Data excerpts

········

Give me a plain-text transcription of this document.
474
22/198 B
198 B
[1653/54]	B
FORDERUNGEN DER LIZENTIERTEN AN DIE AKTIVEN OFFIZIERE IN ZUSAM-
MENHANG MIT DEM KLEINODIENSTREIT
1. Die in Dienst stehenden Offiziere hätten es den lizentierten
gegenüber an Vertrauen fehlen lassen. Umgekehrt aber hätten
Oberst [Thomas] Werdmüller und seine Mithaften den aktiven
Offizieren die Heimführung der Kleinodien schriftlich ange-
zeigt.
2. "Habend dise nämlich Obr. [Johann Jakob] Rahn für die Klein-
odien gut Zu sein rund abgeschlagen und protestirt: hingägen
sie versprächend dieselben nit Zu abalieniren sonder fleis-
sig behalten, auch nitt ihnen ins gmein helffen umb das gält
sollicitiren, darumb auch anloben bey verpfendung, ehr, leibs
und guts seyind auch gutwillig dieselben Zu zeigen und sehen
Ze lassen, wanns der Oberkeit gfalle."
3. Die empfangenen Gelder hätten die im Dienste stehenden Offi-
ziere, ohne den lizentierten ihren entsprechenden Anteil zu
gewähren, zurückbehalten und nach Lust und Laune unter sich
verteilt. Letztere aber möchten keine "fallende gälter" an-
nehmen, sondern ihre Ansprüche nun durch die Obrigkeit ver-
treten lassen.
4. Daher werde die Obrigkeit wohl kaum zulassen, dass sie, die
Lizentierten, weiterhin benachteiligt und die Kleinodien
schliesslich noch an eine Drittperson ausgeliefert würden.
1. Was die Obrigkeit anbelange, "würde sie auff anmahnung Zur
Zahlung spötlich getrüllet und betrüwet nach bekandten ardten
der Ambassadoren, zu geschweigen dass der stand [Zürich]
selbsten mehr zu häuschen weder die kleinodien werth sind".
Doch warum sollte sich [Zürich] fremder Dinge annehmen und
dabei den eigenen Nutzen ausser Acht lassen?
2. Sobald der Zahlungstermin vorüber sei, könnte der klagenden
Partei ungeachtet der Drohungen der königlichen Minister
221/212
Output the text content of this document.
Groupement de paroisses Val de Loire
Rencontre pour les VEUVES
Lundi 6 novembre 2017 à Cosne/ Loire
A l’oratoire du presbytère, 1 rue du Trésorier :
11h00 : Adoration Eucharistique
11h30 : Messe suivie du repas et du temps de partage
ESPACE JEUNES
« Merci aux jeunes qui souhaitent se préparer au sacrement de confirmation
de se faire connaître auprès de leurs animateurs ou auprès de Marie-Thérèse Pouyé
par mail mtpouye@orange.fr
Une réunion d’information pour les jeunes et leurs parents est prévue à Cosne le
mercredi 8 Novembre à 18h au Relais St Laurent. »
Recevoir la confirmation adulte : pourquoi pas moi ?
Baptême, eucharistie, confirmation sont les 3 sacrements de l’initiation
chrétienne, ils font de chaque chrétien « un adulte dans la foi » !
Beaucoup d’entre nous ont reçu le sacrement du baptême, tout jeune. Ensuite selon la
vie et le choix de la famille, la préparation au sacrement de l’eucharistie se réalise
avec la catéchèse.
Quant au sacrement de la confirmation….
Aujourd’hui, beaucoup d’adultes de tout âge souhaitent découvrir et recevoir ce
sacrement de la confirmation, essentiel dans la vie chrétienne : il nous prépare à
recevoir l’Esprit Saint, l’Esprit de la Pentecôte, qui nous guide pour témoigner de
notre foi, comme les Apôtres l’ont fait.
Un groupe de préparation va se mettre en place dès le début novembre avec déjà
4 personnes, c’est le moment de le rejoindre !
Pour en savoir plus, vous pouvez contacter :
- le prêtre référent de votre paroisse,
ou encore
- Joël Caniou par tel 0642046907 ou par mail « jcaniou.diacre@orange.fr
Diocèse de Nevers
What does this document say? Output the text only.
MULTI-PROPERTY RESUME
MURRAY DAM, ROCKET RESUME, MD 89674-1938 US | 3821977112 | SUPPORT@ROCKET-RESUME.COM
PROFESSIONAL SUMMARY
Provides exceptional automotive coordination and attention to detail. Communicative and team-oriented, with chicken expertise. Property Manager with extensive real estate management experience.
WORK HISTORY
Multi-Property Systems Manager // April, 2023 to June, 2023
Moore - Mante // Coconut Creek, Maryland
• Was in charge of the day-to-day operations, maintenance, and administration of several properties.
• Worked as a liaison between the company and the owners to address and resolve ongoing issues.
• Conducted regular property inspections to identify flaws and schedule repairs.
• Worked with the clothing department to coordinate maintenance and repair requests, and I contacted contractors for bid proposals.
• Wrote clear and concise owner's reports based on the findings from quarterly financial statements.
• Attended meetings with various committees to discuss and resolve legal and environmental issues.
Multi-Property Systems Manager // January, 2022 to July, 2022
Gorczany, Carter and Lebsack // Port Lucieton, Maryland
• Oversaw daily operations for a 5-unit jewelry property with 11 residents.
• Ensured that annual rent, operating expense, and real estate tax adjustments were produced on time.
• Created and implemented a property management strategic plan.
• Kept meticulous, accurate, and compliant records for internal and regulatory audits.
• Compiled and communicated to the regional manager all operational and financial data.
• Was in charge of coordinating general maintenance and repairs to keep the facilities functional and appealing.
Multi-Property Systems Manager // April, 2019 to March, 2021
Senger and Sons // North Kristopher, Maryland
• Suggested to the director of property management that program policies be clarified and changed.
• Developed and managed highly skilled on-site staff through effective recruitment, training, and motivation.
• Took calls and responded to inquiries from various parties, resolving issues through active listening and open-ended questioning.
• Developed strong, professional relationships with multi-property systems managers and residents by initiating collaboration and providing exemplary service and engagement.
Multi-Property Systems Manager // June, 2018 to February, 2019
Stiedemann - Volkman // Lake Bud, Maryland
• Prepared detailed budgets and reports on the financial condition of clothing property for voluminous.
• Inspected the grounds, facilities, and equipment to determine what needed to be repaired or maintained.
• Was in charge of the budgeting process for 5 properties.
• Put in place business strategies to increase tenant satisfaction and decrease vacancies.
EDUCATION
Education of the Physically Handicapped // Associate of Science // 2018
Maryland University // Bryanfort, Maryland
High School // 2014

········

- _Your goal_
Gather from the data above every line with the string "through".

- _Worked answer_
• Developed and managed highly skilled on-site staff through effective recruitment, training, and motivation.
• Took calls and responded to inquiries from various parties, resolving issues through active listening and open-ended questioning.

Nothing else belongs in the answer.